Check every line below for the word "marker" and copy the ones that have it.

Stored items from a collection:
— START —
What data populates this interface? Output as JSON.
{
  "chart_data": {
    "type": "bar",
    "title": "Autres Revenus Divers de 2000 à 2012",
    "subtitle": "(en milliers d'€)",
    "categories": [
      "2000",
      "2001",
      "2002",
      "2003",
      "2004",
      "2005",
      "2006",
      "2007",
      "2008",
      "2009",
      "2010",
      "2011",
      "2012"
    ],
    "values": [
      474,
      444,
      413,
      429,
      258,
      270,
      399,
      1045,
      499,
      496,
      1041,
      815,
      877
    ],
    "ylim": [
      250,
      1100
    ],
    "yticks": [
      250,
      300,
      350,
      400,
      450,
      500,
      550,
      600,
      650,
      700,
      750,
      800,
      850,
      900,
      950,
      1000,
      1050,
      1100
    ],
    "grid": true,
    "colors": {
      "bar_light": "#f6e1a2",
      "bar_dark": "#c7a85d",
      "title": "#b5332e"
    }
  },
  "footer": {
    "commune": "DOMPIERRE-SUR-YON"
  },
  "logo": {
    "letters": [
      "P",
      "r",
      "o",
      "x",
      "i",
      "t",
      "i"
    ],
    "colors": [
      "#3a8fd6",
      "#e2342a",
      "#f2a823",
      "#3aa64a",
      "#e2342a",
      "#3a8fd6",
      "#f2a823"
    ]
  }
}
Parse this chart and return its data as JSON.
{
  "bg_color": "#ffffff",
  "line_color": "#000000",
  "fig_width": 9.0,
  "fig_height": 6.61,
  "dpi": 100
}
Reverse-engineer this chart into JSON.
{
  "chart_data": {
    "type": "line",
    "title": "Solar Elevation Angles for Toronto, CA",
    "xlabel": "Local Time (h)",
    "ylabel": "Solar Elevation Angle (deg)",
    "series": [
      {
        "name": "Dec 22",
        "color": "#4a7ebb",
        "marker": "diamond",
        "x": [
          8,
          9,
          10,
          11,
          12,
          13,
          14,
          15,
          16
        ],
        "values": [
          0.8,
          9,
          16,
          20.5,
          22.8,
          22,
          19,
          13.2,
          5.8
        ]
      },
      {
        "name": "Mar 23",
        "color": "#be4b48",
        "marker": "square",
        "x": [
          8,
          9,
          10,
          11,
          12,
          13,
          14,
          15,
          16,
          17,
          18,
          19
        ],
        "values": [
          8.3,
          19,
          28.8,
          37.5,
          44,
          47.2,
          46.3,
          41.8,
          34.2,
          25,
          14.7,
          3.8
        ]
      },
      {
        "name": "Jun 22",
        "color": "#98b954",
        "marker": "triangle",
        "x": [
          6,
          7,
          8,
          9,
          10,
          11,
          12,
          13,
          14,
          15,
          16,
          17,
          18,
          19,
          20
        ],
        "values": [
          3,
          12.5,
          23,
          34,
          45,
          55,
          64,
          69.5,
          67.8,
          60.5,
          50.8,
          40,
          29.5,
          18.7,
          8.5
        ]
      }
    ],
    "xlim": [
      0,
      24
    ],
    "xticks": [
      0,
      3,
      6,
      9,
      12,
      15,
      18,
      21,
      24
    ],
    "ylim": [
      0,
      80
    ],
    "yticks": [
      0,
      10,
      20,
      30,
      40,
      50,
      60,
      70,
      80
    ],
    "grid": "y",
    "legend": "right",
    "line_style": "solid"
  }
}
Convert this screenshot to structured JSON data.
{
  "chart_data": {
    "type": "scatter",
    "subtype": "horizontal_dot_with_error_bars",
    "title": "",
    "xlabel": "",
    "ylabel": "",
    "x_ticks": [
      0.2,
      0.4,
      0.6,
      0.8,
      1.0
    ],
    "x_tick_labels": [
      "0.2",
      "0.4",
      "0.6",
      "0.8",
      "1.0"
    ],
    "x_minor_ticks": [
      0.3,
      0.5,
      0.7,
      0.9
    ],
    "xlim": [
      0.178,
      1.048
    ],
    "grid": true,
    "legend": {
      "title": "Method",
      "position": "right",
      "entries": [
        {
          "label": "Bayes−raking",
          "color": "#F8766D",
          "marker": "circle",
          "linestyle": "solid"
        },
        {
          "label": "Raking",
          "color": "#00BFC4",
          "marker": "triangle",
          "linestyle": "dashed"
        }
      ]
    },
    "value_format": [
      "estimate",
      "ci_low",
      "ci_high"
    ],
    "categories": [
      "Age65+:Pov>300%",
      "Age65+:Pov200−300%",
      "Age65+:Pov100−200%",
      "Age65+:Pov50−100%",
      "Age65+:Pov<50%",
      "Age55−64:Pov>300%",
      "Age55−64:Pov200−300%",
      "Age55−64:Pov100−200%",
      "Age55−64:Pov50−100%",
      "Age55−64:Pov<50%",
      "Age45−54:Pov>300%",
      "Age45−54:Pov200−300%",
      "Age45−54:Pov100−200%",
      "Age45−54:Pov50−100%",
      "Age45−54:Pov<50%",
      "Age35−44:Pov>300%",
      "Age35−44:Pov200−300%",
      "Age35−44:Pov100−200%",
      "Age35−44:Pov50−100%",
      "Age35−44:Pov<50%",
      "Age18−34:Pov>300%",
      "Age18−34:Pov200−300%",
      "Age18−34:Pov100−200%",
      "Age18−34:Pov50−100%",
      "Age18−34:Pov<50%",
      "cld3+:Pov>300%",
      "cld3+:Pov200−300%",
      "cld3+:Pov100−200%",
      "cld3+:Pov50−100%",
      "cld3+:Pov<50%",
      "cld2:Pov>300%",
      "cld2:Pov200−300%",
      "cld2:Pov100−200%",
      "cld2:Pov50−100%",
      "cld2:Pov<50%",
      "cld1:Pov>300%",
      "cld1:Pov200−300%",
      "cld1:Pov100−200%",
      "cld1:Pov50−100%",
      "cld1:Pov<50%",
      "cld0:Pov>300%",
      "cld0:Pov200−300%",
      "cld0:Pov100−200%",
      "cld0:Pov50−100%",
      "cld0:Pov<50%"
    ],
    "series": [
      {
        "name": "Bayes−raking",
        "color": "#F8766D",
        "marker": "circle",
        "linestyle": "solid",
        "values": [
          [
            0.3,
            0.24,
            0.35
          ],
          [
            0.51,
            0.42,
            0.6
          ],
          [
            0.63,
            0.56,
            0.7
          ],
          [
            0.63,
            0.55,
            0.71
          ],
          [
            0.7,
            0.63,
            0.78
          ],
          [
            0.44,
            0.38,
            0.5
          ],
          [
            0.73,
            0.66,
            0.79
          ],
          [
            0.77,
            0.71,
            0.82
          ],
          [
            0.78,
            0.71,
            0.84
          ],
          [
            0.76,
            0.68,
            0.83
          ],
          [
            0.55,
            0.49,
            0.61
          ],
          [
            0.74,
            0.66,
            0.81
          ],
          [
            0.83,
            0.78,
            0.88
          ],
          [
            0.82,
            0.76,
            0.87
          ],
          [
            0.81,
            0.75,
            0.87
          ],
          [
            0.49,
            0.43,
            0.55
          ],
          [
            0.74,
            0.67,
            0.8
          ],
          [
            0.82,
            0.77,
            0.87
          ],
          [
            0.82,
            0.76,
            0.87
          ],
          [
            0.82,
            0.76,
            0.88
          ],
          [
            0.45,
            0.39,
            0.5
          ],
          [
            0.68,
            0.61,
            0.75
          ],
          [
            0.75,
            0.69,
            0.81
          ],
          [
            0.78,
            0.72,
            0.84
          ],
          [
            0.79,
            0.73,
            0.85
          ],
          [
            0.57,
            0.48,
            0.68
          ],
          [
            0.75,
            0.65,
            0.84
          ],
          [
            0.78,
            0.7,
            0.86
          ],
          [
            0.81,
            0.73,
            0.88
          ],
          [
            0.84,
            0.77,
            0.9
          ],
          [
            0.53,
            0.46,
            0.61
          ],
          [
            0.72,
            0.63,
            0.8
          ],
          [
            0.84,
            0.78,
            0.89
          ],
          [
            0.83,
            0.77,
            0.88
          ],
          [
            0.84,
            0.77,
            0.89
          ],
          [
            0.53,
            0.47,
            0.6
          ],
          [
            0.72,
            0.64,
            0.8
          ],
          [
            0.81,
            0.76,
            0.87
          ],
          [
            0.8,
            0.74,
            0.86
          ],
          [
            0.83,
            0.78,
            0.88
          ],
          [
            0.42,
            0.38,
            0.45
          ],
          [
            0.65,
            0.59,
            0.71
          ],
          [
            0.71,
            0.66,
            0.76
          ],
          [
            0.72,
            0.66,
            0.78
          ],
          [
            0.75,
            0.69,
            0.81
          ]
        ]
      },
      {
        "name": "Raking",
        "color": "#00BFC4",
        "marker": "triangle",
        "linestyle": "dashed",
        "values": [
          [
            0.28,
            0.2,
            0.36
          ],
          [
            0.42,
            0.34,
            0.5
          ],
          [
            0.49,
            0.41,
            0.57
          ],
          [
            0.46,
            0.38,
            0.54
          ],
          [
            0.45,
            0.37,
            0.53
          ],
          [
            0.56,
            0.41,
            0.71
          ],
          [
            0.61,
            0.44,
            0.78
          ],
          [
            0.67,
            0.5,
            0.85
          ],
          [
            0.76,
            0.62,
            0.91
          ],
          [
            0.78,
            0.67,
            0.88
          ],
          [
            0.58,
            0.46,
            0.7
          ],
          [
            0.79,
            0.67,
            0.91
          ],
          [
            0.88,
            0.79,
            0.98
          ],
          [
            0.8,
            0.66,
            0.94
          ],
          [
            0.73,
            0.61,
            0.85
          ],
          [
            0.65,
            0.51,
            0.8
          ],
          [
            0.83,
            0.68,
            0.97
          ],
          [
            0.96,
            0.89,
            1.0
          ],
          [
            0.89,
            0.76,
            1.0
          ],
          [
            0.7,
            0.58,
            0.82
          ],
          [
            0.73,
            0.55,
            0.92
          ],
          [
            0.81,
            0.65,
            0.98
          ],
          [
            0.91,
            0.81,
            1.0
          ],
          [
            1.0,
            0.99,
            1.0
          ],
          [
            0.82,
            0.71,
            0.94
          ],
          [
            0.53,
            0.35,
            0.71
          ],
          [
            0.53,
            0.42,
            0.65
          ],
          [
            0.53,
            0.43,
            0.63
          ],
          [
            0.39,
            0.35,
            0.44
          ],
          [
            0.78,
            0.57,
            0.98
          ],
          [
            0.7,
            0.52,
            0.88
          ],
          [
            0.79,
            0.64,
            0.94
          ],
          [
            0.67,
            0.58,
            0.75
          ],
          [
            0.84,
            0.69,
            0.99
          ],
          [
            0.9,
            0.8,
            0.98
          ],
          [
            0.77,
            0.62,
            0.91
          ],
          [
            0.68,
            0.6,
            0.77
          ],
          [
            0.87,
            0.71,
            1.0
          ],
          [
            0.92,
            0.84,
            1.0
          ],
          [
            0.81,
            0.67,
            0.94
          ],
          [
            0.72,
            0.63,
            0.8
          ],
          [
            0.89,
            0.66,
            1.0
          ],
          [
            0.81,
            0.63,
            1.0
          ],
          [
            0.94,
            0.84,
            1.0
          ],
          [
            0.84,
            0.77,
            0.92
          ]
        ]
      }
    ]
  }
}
— END —
*Written response:*
        "marker": "diamond",
        "marker": "square",
        "marker": "triangle",
          "marker": "circle",
          "marker": "triangle",
        "marker": "circle",
        "marker": "triangle",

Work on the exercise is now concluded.